--- BEGIN Working data ---

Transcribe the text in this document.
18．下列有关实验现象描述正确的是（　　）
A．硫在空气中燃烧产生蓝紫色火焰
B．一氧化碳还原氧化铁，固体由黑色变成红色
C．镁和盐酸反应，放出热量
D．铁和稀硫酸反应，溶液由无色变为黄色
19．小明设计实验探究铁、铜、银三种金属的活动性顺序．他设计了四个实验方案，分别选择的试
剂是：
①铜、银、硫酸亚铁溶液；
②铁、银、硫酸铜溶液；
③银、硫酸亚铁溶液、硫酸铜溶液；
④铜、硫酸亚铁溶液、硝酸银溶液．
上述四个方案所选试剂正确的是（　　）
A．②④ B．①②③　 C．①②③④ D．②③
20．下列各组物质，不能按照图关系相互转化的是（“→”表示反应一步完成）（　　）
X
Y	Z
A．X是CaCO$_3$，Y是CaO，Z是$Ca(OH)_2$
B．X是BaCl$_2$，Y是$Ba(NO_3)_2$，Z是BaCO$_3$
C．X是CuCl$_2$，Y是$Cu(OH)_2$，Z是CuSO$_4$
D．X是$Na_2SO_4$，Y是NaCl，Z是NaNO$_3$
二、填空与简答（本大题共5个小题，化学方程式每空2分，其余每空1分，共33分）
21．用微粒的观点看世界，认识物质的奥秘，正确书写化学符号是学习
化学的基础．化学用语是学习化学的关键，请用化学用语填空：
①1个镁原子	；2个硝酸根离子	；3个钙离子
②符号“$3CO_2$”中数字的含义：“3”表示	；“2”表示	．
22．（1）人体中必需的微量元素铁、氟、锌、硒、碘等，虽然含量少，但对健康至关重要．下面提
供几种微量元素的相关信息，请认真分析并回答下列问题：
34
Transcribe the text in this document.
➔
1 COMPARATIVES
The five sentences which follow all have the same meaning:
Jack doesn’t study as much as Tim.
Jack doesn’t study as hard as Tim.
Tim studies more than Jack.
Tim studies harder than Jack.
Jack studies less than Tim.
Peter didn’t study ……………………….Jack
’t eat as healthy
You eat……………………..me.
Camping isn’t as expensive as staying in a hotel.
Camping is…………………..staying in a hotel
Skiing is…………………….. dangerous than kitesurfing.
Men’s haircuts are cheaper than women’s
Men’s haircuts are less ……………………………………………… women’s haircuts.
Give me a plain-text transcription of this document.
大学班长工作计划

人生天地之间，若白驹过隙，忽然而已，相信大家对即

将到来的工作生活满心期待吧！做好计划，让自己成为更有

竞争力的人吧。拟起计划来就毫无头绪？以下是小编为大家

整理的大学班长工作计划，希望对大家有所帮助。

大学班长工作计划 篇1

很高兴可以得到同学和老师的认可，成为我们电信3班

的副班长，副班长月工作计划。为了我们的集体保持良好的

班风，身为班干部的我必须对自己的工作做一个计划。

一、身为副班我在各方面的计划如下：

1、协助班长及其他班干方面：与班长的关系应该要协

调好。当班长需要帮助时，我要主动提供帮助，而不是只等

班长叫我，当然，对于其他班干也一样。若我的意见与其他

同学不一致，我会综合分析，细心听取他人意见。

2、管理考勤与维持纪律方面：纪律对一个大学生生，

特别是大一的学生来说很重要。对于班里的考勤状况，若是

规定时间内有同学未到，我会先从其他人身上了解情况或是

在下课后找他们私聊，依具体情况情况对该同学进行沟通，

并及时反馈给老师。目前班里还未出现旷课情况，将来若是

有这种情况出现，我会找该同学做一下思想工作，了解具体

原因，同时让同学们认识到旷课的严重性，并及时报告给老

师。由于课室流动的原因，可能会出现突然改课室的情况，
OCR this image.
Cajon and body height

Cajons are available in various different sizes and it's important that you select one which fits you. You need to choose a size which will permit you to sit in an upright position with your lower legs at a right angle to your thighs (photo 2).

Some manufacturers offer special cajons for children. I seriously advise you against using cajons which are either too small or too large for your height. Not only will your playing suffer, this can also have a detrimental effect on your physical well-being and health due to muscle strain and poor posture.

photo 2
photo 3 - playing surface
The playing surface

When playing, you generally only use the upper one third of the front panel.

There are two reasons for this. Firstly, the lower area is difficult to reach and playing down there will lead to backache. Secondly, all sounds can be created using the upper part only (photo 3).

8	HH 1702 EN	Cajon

--- END Working data ---

» **What you should do**: Pick out the lines that contain "using" and copy them.

» **Solution to the exercise**:
Some manufacturers offer special cajons for children. I seriously advise you against using cajons which are either too small or too large for your height. Not only will your playing suffer, this can also have a detrimental effect on your physical well-being and health due to muscle strain and poor posture.
There are two reasons for this. Firstly, the lower area is difficult to reach and playing down there will lead to backache. Secondly, all sounds can be created using the upper part only (photo 3).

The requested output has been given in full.